● Short problem:
All entries below are to be set down again, identical to the source.

● Material supplied:
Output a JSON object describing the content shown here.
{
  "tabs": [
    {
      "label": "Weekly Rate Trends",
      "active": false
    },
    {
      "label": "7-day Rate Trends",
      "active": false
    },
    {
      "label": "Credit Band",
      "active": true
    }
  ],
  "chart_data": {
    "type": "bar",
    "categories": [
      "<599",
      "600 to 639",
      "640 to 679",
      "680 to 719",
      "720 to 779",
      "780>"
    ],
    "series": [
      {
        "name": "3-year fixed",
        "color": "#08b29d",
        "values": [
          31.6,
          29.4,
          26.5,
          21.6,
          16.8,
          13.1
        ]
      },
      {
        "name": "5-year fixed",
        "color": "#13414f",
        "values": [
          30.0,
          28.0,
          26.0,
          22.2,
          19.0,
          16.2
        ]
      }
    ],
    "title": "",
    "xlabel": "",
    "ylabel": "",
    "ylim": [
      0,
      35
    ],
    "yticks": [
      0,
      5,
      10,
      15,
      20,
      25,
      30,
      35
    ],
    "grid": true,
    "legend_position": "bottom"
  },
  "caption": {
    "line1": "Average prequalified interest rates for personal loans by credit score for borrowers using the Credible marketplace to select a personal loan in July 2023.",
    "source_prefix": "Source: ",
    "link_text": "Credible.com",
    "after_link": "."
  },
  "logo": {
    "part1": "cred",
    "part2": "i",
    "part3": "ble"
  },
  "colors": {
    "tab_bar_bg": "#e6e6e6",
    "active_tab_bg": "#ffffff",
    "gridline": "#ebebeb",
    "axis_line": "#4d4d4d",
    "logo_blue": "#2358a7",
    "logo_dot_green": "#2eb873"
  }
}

● Result of the task:
Output a JSON object describing the content shown here.
{
  "tabs": [
    {
      "label": "Weekly Rate Trends",
      "active": false
    },
    {
      "label": "7-day Rate Trends",
      "active": false
    },
    {
      "label": "Credit Band",
      "active": true
    }
  ],
  "chart_data": {
    "type": "bar",
    "categories": [
      "<599",
      "600 to 639",
      "640 to 679",
      "680 to 719",
      "720 to 779",
      "780>"
    ],
    "series": [
      {
        "name": "3-year fixed",
        "color": "#08b29d",
        "values": [
          31.6,
          29.4,
          26.5,
          21.6,
          16.8,
          13.1
        ]
      },
      {
        "name": "5-year fixed",
        "color": "#13414f",
        "values": [
          30.0,
          28.0,
          26.0,
          22.2,
          19.0,
          16.2
        ]
      }
    ],
    "title": "",
    "xlabel": "",
    "ylabel": "",
    "ylim": [
      0,
      35
    ],
    "yticks": [
      0,
      5,
      10,
      15,
      20,
      25,
      30,
      35
    ],
    "grid": true,
    "legend_position": "bottom"
  },
  "caption": {
    "line1": "Average prequalified interest rates for personal loans by credit score for borrowers using the Credible marketplace to select a personal loan in July 2023.",
    "source_prefix": "Source: ",
    "link_text": "Credible.com",
    "after_link": "."
  },
  "logo": {
    "part1": "cred",
    "part2": "i",
    "part3": "ble"
  },
  "colors": {
    "tab_bar_bg": "#e6e6e6",
    "active_tab_bg": "#ffffff",
    "gridline": "#ebebeb",
    "axis_line": "#4d4d4d",
    "logo_blue": "#2358a7",
    "logo_dot_green": "#2eb873"
  }
}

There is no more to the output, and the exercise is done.